TASK INSTRUCTIONS |
Which lines in the records below contain the word "icon"? Copy each of them.

ENTRIES |
########################################

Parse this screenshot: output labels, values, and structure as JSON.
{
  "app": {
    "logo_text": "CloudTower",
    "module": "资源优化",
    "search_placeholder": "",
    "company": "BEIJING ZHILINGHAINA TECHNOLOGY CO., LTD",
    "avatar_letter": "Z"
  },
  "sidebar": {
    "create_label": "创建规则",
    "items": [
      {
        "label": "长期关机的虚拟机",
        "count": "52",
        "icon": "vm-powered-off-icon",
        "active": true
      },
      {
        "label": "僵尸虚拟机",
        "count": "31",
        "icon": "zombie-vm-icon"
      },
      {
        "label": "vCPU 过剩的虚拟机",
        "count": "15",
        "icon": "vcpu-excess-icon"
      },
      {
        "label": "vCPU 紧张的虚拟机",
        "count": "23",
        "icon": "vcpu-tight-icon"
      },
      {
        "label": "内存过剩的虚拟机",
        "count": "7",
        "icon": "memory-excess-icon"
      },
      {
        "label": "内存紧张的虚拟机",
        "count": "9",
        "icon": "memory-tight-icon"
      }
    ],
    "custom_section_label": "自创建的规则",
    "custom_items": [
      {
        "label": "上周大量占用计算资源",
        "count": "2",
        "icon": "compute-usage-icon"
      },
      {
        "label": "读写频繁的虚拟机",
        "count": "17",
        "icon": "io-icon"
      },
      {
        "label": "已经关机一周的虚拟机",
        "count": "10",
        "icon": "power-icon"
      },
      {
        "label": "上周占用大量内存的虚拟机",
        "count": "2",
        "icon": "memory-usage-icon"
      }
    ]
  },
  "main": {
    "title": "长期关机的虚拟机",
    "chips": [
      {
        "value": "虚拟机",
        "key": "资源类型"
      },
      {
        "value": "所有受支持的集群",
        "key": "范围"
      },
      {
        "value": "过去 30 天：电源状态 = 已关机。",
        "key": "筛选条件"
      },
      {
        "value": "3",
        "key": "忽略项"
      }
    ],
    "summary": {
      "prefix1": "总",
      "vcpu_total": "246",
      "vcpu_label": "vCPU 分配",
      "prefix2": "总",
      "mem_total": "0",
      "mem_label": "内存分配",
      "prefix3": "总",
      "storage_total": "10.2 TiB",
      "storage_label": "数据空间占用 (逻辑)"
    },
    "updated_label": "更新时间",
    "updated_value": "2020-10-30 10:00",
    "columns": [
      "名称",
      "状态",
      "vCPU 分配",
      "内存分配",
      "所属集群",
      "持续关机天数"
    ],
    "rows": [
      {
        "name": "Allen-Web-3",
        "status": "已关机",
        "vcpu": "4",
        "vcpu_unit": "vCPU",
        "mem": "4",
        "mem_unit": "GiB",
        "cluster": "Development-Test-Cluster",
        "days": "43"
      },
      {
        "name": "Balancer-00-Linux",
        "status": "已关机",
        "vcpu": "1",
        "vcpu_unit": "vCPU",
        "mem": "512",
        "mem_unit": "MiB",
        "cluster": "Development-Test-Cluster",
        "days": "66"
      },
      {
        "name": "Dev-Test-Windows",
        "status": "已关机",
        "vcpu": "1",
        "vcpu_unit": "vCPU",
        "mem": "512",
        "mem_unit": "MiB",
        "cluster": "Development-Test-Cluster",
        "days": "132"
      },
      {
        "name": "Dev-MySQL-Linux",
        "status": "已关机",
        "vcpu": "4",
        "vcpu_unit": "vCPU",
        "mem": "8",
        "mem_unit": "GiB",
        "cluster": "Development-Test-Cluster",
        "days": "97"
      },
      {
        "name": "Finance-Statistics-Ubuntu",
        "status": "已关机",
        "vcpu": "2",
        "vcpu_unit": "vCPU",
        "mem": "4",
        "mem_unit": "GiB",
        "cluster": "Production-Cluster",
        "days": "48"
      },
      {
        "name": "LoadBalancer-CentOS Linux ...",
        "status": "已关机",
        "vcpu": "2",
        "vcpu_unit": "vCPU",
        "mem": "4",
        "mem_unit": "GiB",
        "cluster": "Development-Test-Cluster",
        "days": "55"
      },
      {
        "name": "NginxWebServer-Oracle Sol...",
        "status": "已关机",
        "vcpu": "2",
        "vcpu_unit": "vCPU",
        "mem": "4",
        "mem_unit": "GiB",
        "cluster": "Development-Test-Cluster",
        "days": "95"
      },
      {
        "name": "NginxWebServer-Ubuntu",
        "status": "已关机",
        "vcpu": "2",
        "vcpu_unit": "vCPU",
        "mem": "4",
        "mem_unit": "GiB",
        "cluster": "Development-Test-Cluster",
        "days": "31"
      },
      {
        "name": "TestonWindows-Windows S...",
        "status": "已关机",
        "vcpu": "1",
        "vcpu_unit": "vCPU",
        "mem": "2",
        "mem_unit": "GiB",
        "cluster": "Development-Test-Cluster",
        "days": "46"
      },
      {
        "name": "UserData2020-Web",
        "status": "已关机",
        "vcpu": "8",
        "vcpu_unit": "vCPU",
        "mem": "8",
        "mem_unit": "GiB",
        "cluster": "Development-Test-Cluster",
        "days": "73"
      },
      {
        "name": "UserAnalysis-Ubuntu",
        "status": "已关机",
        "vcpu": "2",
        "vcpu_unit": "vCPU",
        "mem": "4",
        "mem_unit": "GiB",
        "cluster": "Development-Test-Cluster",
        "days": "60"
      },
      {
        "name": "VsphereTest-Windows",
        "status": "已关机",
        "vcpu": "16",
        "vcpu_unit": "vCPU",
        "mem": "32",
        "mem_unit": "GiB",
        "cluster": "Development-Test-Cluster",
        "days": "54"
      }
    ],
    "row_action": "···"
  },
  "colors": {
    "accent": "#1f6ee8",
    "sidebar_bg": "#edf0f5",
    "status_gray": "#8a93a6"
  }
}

########################################

RESULT OF THIS TASK |
        "icon": "vm-powered-off-icon",
        "icon": "zombie-vm-icon"
        "icon": "vcpu-excess-icon"
        "icon": "vcpu-tight-icon"
        "icon": "memory-excess-icon"
        "icon": "memory-tight-icon"
        "icon": "compute-usage-icon"
        "icon": "io-icon"
        "icon": "power-icon"
        "icon": "memory-usage-icon"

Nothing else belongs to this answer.